• _TASK INSTRUCTIONS_: Gather every line of the entries that includes the word "CINIII".

• _ENTRIES SHOWN_:
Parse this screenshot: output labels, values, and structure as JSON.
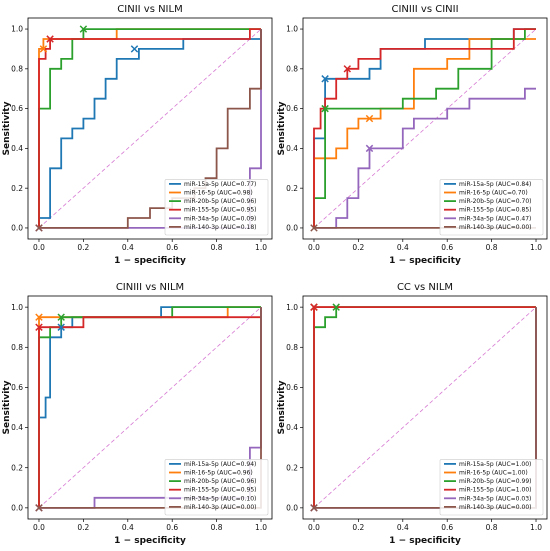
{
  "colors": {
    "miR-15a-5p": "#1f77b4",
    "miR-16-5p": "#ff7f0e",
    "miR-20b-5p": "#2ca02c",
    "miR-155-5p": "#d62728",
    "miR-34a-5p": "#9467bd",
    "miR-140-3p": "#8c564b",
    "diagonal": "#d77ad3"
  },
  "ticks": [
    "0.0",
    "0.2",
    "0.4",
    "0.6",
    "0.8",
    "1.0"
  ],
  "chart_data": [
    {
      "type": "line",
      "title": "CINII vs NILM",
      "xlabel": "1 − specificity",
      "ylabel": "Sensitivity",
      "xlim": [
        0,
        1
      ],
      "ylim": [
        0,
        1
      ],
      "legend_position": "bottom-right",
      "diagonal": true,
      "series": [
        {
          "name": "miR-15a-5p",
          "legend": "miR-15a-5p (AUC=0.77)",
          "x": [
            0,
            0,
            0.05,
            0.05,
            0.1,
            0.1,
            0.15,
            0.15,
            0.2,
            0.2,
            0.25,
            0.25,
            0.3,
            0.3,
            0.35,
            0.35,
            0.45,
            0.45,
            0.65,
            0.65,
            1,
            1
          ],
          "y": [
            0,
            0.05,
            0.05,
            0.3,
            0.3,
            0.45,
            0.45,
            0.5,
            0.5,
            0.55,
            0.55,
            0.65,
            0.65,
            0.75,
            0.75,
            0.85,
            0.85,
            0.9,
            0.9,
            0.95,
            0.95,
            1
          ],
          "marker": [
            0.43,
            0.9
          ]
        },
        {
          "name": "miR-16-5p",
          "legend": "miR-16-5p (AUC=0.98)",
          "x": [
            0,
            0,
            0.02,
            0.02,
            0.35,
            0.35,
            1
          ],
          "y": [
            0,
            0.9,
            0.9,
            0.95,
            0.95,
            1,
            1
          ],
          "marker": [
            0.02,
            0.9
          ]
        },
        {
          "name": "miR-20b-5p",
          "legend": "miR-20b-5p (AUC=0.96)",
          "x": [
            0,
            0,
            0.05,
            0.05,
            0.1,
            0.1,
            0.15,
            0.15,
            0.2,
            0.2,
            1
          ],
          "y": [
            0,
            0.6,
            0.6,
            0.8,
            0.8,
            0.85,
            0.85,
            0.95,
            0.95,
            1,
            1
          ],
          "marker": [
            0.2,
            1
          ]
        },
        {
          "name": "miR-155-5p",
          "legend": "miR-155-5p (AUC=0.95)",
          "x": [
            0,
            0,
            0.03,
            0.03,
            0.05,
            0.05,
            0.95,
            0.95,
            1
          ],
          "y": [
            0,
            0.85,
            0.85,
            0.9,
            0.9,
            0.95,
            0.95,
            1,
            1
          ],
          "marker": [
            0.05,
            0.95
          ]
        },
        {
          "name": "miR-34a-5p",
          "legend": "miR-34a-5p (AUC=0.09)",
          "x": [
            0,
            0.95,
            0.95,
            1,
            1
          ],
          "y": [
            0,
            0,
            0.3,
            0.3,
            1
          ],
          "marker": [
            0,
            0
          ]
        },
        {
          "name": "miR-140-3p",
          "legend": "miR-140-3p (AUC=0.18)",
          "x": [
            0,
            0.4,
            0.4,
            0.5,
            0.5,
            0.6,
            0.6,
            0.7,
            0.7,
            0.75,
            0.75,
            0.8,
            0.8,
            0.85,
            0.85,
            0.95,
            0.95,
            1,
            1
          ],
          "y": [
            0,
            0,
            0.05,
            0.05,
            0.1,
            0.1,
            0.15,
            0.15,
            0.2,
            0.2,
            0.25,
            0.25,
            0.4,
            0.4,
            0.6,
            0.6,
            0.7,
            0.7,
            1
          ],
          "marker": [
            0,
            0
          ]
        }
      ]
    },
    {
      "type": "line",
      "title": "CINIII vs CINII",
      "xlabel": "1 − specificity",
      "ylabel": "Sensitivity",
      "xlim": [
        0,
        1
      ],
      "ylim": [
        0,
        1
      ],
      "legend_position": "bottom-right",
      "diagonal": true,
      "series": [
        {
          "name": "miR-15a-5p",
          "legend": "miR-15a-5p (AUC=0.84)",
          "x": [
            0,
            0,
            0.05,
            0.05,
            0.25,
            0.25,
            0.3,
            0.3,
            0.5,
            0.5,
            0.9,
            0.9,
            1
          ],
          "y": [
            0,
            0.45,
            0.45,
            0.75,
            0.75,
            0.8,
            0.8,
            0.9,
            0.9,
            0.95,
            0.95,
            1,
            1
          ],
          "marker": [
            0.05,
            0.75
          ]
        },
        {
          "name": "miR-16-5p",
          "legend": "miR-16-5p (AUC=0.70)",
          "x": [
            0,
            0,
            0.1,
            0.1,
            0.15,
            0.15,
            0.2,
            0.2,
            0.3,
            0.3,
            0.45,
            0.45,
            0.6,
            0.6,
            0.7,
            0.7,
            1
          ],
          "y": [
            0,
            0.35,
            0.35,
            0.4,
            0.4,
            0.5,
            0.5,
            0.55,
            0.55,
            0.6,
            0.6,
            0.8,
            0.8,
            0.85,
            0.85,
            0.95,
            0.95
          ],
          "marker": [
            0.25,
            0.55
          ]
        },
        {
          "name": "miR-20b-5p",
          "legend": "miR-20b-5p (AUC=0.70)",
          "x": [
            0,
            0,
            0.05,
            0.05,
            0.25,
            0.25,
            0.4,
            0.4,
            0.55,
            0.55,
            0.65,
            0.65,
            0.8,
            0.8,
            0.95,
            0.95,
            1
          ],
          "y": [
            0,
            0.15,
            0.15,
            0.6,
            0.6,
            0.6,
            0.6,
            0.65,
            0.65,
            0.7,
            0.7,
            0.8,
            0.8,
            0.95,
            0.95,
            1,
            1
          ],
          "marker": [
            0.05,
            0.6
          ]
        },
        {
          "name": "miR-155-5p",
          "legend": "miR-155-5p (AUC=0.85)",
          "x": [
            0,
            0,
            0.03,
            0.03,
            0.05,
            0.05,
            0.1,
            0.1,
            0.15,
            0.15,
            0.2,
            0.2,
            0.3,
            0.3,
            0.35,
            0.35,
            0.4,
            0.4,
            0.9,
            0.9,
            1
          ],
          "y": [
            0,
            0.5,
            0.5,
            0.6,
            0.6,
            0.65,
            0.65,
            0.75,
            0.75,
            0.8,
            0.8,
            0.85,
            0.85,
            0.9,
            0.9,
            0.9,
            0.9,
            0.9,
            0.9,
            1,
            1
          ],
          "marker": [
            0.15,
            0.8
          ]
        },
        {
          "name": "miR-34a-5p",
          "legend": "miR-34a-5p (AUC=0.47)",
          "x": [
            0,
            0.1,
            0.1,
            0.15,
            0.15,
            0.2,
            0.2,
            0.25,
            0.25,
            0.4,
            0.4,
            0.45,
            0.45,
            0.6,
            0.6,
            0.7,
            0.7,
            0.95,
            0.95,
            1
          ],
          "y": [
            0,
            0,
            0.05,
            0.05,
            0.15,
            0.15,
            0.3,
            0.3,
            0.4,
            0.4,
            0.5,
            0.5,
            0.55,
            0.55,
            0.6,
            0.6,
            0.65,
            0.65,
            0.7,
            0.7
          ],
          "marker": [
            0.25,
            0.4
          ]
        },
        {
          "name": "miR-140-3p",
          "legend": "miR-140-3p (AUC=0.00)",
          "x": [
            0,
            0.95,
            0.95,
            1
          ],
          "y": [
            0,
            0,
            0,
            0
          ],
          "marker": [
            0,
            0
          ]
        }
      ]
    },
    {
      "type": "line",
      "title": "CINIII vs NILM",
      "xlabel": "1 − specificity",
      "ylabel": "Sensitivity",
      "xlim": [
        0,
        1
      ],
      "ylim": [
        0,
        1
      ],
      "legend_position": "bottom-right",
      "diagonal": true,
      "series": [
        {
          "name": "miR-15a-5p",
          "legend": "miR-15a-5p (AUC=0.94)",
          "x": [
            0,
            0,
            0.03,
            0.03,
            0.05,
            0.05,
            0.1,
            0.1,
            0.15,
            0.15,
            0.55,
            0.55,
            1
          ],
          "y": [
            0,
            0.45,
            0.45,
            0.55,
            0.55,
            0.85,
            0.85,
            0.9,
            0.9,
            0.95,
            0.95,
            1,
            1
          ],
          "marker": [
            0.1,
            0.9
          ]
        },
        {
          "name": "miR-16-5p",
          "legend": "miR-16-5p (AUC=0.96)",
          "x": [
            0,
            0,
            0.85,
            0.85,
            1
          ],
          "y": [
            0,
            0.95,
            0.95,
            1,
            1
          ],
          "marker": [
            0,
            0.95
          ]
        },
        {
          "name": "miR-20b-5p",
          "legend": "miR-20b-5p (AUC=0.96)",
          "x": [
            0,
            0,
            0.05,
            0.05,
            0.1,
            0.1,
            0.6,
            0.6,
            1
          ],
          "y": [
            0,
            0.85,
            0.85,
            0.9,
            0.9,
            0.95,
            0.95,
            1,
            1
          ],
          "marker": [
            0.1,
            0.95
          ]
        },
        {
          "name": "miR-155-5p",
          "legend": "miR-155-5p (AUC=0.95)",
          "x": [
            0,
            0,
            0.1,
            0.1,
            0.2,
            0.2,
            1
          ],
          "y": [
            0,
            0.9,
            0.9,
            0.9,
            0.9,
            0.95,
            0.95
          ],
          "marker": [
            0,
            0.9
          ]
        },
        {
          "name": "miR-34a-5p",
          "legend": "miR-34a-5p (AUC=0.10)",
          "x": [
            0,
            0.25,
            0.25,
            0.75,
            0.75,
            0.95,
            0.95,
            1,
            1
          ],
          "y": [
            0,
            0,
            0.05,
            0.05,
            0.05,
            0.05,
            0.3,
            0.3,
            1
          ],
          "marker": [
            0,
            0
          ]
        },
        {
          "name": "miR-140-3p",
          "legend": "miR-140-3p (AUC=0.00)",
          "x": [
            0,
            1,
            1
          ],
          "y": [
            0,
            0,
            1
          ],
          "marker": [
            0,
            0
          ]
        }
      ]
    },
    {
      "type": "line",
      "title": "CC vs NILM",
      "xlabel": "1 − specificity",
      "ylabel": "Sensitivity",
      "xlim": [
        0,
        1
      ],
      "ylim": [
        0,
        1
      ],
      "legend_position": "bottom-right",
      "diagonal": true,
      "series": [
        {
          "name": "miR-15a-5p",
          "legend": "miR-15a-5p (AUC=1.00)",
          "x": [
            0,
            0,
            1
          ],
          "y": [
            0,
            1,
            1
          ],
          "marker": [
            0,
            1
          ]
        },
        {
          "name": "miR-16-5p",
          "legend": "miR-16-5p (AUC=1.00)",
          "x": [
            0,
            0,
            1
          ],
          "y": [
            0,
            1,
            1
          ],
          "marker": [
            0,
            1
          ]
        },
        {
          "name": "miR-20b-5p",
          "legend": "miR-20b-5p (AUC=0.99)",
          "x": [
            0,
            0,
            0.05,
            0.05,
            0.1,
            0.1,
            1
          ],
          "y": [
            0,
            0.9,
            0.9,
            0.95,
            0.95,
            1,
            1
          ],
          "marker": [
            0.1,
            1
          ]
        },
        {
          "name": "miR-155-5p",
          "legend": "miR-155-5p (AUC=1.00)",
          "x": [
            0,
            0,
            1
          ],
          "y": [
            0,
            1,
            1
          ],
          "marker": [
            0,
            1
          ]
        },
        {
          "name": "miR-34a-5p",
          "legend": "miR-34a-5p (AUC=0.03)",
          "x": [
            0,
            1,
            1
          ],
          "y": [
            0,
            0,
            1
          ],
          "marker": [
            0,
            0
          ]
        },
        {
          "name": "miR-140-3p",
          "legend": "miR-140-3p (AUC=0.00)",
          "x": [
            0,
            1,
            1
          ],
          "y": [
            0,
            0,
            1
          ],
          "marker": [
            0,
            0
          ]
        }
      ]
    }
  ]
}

• _SOLVED PROBLEM_:
      "title": "CINIII vs CINII",
      "title": "CINIII vs NILM",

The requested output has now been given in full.